STATED EXERCISE: Read the listing below and copy out every line that holds "networks".

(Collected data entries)
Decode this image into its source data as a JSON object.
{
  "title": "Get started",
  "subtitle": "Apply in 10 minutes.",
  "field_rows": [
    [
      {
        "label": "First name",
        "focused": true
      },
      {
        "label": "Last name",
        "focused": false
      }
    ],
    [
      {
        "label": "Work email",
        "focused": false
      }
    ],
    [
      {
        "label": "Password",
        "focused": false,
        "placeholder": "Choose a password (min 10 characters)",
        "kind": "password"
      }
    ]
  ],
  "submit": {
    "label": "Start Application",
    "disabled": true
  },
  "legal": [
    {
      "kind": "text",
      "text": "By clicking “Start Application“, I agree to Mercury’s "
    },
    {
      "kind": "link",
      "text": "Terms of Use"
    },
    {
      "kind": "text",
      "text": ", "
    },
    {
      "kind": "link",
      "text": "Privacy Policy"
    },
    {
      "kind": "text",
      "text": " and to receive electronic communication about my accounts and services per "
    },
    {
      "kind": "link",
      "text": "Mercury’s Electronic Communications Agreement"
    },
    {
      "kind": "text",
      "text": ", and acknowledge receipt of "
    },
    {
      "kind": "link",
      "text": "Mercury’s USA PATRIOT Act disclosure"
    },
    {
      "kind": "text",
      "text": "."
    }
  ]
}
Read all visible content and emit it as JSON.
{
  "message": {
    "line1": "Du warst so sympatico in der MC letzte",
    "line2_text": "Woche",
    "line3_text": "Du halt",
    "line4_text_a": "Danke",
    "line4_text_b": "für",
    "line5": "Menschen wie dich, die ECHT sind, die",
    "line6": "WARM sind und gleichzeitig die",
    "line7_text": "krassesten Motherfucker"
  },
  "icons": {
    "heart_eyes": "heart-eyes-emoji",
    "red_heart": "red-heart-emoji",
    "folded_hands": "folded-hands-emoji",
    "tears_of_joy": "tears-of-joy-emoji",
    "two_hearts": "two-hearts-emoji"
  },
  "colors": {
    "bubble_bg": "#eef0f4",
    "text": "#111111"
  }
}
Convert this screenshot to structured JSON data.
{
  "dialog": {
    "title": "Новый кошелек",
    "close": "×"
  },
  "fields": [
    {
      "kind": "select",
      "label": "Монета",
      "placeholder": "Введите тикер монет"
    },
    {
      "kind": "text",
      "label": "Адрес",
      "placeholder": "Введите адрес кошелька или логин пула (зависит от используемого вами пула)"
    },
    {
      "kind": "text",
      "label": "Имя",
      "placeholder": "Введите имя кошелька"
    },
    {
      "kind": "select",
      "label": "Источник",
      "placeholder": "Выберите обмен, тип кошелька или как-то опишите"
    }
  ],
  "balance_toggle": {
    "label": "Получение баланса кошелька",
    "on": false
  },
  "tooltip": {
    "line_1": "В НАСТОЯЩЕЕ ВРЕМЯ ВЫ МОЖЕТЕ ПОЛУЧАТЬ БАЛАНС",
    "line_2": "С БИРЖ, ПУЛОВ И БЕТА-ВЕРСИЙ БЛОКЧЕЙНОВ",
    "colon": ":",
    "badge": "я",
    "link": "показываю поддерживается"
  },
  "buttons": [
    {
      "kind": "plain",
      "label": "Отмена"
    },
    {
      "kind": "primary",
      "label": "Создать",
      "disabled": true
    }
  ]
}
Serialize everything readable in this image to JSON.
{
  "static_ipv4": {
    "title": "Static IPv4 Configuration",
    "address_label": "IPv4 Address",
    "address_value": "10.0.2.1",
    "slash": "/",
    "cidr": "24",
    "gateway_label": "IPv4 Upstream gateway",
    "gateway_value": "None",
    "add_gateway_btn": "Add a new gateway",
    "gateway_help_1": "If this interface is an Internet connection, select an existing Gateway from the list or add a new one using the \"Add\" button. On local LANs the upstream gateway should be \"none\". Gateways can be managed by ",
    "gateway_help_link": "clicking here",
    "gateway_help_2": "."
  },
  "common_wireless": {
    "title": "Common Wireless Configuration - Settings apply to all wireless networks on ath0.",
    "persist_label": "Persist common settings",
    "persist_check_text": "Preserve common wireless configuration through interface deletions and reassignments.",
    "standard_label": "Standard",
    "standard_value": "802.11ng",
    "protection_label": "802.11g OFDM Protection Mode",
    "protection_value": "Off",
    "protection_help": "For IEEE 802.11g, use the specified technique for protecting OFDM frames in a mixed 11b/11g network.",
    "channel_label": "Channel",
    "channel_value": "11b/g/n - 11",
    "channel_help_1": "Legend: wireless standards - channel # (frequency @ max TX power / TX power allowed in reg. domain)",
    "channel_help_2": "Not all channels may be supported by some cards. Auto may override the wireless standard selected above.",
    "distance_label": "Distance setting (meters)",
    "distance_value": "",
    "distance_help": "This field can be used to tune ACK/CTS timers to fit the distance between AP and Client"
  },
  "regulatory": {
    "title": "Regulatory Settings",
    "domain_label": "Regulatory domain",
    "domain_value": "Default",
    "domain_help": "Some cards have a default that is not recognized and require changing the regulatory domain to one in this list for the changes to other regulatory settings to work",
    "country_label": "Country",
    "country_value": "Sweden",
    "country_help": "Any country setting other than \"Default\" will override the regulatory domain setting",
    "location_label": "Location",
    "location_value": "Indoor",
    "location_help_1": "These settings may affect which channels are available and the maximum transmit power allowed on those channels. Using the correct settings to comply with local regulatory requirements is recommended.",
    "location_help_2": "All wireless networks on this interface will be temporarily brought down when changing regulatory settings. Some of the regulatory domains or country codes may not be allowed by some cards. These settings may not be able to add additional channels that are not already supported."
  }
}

THE SOLUTION:
    "title": "Common Wireless Configuration - Settings apply to all wireless networks on ath0.",
    "location_help_2": "All wireless networks on this interface will be temporarily brought down when changing regulatory settings. Some of the regulatory domains or country codes may not be allowed by some cards. These settings may not be able to add additional channels that are not already supported."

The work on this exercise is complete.